» **SET EXERCISE**
Will you output all of the data below exactly, omitting the images?

» **SUPPLIED ENTRIES**
*-*-*

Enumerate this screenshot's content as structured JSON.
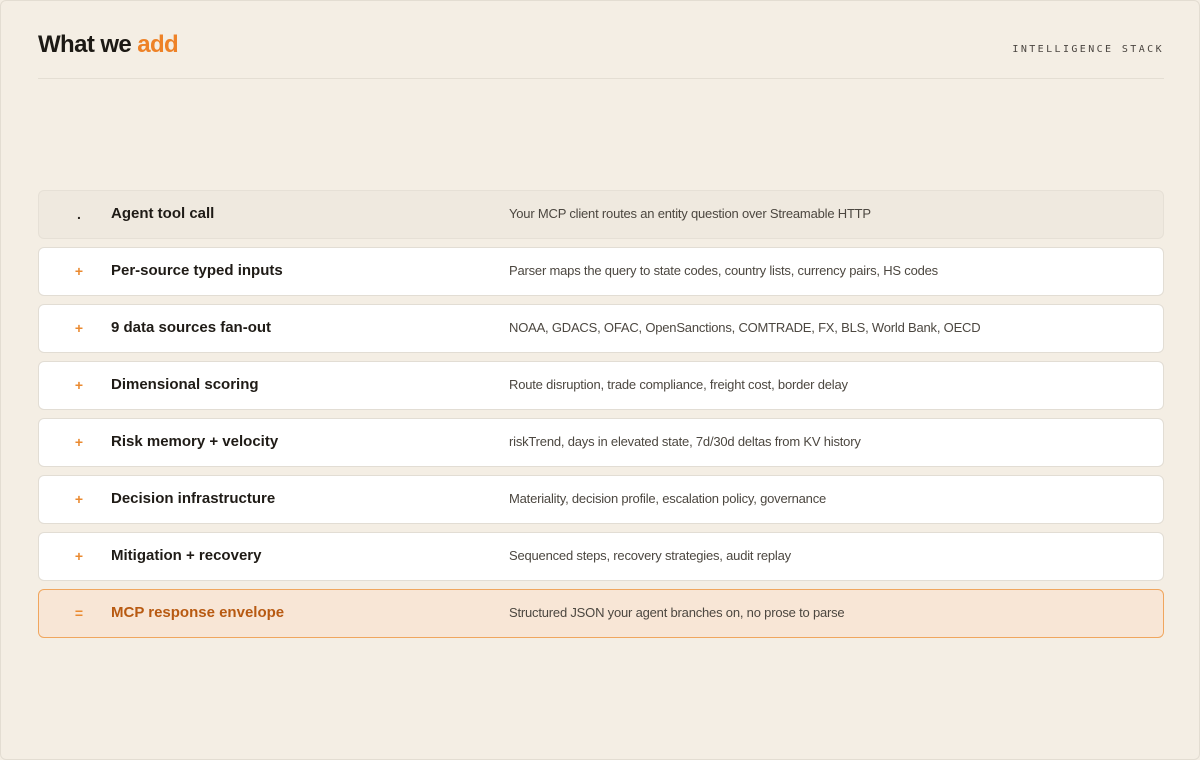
{
  "header": {
    "title_main": "What we ",
    "title_accent": "add",
    "kicker": "INTELLIGENCE STACK"
  },
  "colors": {
    "background": "#f4eee4",
    "accent": "#ee8227",
    "final_text": "#b85a12"
  },
  "steps": [
    {
      "symbol": ".",
      "title": "Agent tool call",
      "description": "Your MCP client routes an entity question over Streamable HTTP",
      "variant": "muted"
    },
    {
      "symbol": "+",
      "title": "Per-source typed inputs",
      "description": "Parser maps the query to state codes, country lists, currency pairs, HS codes",
      "variant": "default"
    },
    {
      "symbol": "+",
      "title": "9 data sources fan-out",
      "description": "NOAA, GDACS, OFAC, OpenSanctions, COMTRADE, FX, BLS, World Bank, OECD",
      "variant": "default"
    },
    {
      "symbol": "+",
      "title": "Dimensional scoring",
      "description": "Route disruption, trade compliance, freight cost, border delay",
      "variant": "default"
    },
    {
      "symbol": "+",
      "title": "Risk memory + velocity",
      "description": "riskTrend, days in elevated state, 7d/30d deltas from KV history",
      "variant": "default"
    },
    {
      "symbol": "+",
      "title": "Decision infrastructure",
      "description": "Materiality, decision profile, escalation policy, governance",
      "variant": "default"
    },
    {
      "symbol": "+",
      "title": "Mitigation + recovery",
      "description": "Sequenced steps, recovery strategies, audit replay",
      "variant": "default"
    },
    {
      "symbol": "=",
      "title": "MCP response envelope",
      "description": "Structured JSON your agent branches on, no prose to parse",
      "variant": "final"
    }
  ]
}
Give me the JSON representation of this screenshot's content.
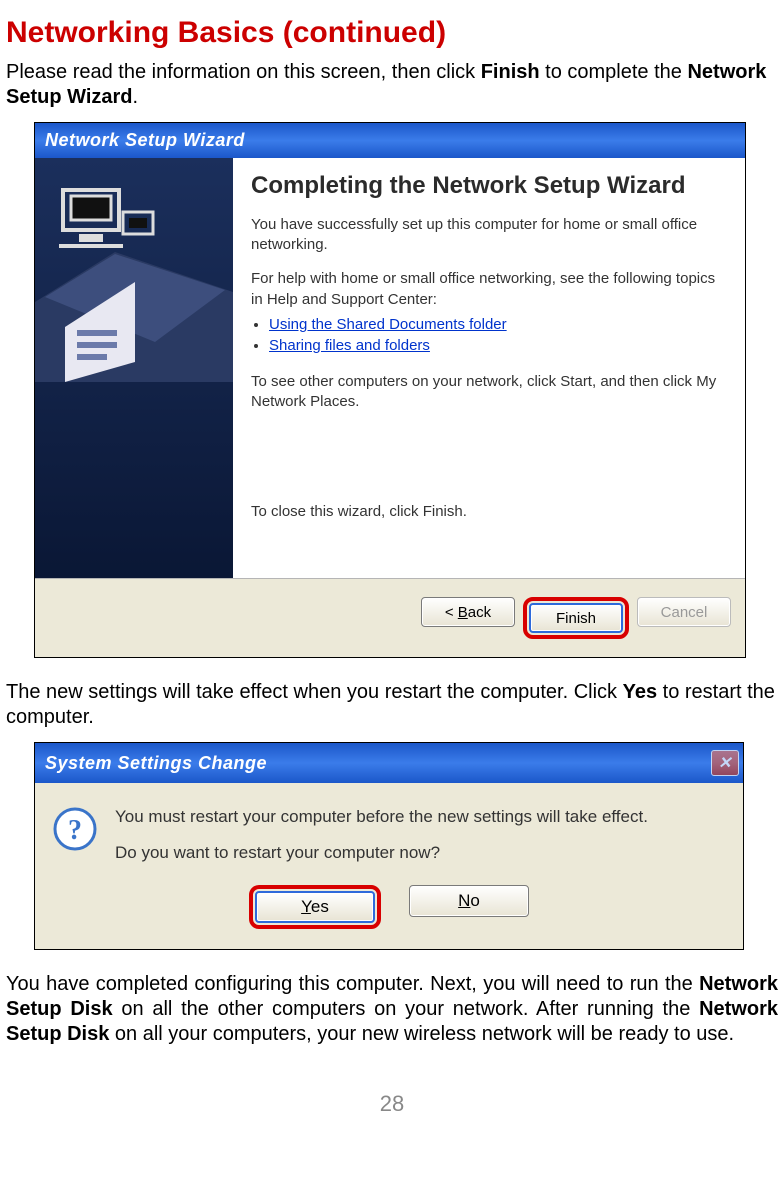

*-*-*

» **ANSWER**
Enumerate this screenshot's content as structured JSON.
{
  "header": {
    "title_main": "What we ",
    "title_accent": "add",
    "kicker": "INTELLIGENCE STACK"
  },
  "colors": {
    "background": "#f4eee4",
    "accent": "#ee8227",
    "final_text": "#b85a12"
  },
  "steps": [
    {
      "symbol": ".",
      "title": "Agent tool call",
      "description": "Your MCP client routes an entity question over Streamable HTTP",
      "variant": "muted"
    },
    {
      "symbol": "+",
      "title": "Per-source typed inputs",
      "description": "Parser maps the query to state codes, country lists, currency pairs, HS codes",
      "variant": "default"
    },
    {
      "symbol": "+",
      "title": "9 data sources fan-out",
      "description": "NOAA, GDACS, OFAC, OpenSanctions, COMTRADE, FX, BLS, World Bank, OECD",
      "variant": "default"
    },
    {
      "symbol": "+",
      "title": "Dimensional scoring",
      "description": "Route disruption, trade compliance, freight cost, border delay",
      "variant": "default"
    },
    {
      "symbol": "+",
      "title": "Risk memory + velocity",
      "description": "riskTrend, days in elevated state, 7d/30d deltas from KV history",
      "variant": "default"
    },
    {
      "symbol": "+",
      "title": "Decision infrastructure",
      "description": "Materiality, decision profile, escalation policy, governance",
      "variant": "default"
    },
    {
      "symbol": "+",
      "title": "Mitigation + recovery",
      "description": "Sequenced steps, recovery strategies, audit replay",
      "variant": "default"
    },
    {
      "symbol": "=",
      "title": "MCP response envelope",
      "description": "Structured JSON your agent branches on, no prose to parse",
      "variant": "final"
    }
  ]
}
Give me the JSON representation of this screenshot's content.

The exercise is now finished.